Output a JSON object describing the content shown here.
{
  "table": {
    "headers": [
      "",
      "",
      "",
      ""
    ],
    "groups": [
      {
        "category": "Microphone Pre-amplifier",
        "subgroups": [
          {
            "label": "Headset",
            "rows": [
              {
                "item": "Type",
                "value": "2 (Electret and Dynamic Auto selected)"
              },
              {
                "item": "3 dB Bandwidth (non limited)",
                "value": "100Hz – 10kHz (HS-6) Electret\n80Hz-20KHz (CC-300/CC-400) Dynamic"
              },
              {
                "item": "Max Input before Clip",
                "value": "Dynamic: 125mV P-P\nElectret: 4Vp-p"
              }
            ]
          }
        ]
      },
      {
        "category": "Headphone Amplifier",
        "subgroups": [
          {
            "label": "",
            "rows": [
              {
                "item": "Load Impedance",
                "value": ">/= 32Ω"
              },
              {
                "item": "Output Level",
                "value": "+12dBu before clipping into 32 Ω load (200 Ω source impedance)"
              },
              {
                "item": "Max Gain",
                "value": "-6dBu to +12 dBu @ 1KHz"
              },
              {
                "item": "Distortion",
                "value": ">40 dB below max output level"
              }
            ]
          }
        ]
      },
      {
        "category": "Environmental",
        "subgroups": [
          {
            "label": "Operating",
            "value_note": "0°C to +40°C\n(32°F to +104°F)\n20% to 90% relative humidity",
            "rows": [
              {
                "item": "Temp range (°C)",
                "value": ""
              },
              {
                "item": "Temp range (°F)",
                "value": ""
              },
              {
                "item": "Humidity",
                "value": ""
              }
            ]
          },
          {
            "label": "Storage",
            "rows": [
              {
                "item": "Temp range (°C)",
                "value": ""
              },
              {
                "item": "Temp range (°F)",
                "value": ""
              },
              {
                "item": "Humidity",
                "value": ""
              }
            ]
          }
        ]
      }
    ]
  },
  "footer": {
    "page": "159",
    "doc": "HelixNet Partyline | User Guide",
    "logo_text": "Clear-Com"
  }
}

* * *

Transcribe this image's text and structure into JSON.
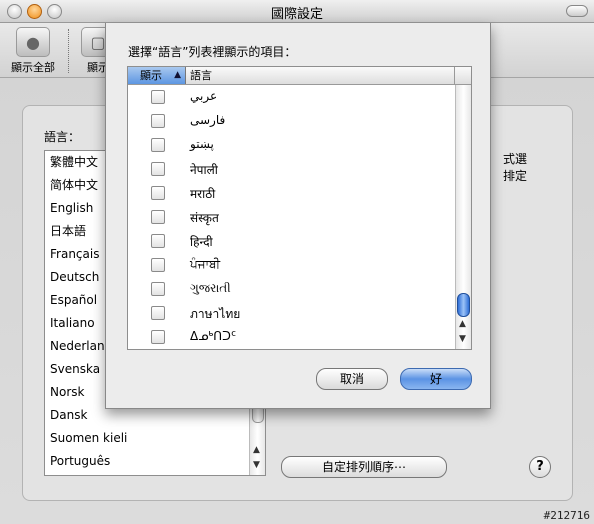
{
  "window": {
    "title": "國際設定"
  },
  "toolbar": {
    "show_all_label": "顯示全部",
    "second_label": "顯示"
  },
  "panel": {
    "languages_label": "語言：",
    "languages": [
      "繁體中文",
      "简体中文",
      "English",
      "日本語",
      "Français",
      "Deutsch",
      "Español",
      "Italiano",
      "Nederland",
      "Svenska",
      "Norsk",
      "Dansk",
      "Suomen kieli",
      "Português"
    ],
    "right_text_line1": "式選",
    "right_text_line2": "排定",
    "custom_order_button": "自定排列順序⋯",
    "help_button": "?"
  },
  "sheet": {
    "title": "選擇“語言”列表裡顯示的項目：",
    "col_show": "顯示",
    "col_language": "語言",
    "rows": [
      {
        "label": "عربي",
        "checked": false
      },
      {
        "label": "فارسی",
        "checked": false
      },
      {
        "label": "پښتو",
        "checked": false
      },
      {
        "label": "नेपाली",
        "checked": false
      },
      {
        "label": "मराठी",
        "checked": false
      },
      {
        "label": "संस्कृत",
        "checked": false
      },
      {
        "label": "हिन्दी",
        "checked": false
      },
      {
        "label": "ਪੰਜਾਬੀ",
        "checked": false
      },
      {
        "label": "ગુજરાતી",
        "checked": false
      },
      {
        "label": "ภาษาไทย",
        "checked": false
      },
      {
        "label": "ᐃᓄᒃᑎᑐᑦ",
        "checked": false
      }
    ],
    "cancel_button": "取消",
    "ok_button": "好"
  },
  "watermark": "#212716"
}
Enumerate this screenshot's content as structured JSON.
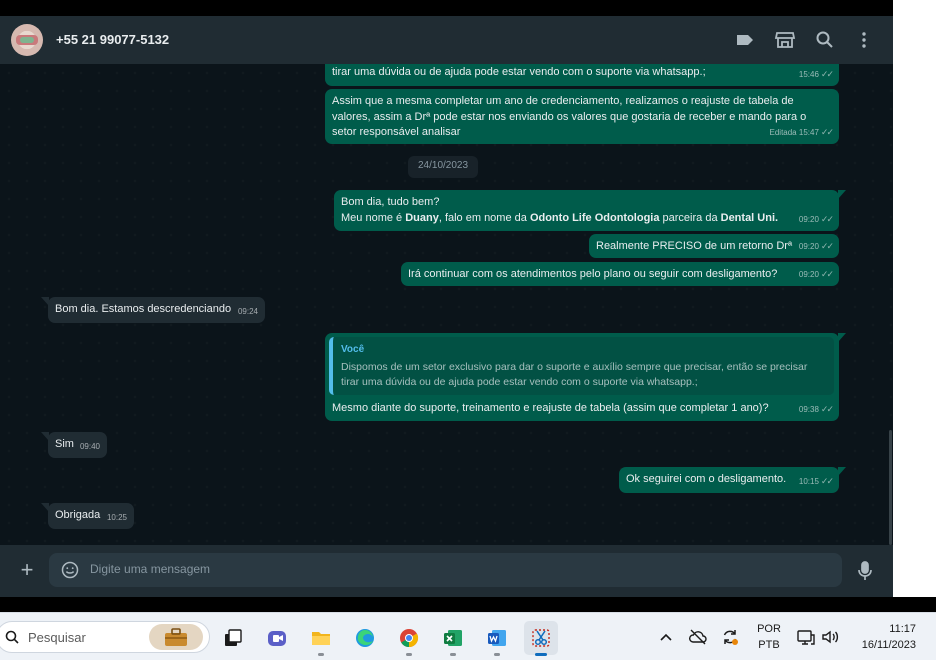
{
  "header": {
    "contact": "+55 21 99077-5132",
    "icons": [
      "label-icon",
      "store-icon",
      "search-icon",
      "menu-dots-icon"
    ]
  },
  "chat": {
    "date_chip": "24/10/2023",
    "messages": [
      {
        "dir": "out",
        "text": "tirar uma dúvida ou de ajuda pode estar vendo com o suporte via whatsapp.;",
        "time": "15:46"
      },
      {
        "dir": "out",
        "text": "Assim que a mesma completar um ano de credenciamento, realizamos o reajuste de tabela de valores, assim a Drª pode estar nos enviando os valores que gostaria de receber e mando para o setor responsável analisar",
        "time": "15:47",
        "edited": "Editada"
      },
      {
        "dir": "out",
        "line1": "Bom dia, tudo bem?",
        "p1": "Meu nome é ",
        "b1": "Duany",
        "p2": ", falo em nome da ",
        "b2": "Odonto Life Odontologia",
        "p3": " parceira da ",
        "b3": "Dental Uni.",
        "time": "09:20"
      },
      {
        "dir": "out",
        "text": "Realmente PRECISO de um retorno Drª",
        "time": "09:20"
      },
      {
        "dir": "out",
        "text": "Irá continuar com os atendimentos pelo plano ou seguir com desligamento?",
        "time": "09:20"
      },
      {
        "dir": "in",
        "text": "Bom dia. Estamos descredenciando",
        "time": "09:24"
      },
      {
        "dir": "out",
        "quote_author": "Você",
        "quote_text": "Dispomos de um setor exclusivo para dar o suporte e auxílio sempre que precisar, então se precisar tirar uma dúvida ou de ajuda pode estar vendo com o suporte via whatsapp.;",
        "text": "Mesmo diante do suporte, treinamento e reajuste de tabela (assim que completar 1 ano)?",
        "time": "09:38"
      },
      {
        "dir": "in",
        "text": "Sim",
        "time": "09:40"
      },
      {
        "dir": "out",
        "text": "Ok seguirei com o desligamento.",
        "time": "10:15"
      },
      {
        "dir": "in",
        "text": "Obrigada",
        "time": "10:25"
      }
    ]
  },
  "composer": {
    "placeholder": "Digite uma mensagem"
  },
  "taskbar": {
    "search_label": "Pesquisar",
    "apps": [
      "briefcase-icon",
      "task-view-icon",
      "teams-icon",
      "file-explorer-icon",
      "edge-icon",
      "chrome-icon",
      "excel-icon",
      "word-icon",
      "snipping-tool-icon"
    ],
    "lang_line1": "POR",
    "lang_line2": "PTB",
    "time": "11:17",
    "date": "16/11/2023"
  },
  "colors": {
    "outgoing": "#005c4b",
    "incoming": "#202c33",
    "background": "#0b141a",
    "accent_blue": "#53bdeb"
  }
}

• Exercise objective
State the count of lines above containing the string "reajuste", and add nothing to it.

• Written reply
2